── MATERIAL TO PROCESS

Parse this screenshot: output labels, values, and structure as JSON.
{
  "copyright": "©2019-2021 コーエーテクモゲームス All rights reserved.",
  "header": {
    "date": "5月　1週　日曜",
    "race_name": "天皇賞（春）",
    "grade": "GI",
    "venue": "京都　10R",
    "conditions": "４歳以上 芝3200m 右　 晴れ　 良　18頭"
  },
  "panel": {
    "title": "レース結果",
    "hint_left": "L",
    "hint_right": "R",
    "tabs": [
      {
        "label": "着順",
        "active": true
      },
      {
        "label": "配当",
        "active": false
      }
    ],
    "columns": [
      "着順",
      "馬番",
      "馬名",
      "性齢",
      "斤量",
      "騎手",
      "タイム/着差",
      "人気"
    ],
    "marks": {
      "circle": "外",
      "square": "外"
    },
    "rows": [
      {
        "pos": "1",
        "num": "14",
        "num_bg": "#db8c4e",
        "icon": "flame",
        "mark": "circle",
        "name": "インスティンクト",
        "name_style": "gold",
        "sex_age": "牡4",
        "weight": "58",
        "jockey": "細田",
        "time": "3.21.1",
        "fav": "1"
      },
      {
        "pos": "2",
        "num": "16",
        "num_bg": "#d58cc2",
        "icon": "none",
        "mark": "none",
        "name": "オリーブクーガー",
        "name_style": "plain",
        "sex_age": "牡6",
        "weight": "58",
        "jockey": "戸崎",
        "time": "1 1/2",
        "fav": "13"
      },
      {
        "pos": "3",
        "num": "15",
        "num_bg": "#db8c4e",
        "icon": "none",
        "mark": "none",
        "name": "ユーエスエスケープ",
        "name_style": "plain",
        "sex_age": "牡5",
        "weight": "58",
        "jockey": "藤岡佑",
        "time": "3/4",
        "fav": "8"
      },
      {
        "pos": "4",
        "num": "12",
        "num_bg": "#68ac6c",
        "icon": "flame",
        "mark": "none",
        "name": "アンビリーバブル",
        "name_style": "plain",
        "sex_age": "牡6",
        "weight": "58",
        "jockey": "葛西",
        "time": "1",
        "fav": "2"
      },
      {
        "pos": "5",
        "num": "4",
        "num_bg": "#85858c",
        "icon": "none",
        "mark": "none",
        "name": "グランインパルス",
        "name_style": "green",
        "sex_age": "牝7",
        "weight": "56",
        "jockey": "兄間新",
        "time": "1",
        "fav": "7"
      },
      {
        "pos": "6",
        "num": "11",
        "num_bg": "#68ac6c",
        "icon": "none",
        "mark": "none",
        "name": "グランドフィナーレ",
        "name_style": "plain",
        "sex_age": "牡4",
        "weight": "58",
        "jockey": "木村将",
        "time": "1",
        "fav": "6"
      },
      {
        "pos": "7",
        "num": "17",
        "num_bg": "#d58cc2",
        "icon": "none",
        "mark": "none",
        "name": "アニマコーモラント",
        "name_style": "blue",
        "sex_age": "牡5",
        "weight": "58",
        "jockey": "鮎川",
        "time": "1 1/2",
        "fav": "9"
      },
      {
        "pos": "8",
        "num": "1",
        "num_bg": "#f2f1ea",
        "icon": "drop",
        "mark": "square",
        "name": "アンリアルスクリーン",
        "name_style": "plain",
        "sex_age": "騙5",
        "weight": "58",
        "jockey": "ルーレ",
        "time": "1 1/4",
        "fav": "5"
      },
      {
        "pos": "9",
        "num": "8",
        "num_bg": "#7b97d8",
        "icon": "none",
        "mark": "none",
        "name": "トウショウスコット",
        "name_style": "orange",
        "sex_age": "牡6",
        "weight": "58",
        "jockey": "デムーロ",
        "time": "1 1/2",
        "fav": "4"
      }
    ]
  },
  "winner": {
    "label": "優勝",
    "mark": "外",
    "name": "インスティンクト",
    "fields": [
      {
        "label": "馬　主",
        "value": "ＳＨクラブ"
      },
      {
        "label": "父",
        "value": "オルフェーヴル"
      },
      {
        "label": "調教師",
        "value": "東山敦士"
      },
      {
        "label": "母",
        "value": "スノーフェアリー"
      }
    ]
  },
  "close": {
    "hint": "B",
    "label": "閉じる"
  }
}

────
── MATERIAL TO PROCESS

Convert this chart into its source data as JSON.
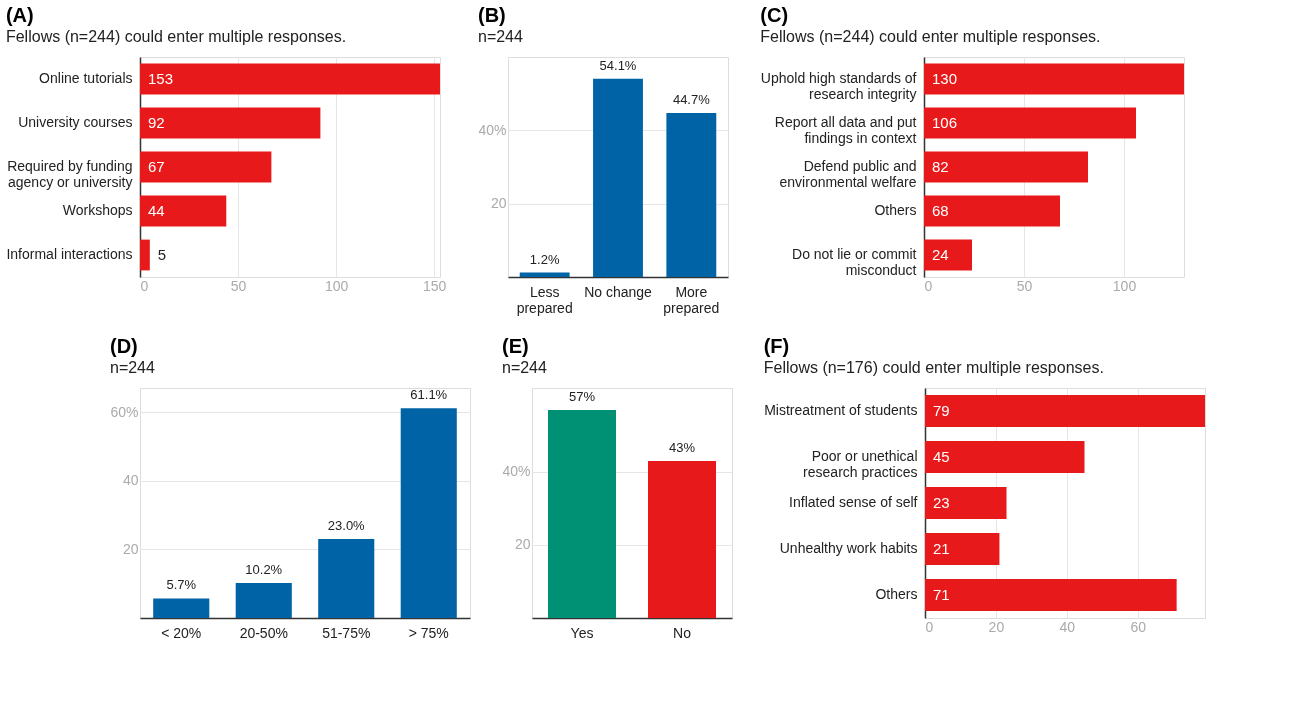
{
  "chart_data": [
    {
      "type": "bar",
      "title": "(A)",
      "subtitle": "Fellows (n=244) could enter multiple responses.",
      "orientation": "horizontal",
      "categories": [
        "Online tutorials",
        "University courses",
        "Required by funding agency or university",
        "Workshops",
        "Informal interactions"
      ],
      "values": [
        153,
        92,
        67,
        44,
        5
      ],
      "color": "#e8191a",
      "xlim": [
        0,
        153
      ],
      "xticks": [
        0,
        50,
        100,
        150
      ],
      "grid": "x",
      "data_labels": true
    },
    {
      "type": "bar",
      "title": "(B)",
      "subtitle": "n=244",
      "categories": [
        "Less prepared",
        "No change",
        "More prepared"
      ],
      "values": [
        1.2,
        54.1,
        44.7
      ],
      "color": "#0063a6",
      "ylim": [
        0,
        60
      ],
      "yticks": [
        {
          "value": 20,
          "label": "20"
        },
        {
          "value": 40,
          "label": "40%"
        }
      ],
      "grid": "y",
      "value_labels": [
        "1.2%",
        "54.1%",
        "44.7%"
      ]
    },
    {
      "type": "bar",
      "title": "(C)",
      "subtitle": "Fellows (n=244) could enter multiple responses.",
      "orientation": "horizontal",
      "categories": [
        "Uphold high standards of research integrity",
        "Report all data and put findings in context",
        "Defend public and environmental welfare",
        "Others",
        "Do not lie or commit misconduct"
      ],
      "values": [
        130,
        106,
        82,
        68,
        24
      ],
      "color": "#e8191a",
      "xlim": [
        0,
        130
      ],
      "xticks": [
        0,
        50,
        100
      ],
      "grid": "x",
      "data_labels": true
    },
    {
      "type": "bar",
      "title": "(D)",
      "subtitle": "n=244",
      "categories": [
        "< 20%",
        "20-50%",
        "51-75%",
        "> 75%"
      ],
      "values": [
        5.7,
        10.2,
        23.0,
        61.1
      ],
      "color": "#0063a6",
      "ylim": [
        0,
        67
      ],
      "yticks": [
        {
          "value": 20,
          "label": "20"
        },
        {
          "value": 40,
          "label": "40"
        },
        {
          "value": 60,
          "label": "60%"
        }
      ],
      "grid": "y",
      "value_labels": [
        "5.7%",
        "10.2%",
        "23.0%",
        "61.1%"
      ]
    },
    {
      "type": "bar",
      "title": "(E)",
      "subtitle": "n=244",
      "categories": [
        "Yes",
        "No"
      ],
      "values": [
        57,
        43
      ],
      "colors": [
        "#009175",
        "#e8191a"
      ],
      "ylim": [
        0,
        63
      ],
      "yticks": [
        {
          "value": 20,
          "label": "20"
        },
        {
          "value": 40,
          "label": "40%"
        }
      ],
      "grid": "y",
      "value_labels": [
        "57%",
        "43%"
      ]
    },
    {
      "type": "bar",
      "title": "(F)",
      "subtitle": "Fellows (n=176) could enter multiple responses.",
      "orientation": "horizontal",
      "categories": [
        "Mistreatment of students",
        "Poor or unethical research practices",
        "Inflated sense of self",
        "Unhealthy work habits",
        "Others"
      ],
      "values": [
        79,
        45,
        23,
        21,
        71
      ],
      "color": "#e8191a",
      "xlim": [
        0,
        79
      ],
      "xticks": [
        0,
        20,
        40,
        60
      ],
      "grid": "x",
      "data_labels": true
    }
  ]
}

────

EXERCISE GOAL:
Go through the listing above and pull out each line containing the word "JSON".

ANSWER TO THE PROBLEM:
Parse this screenshot: output labels, values, and structure as JSON.
Convert this chart into its source data as JSON.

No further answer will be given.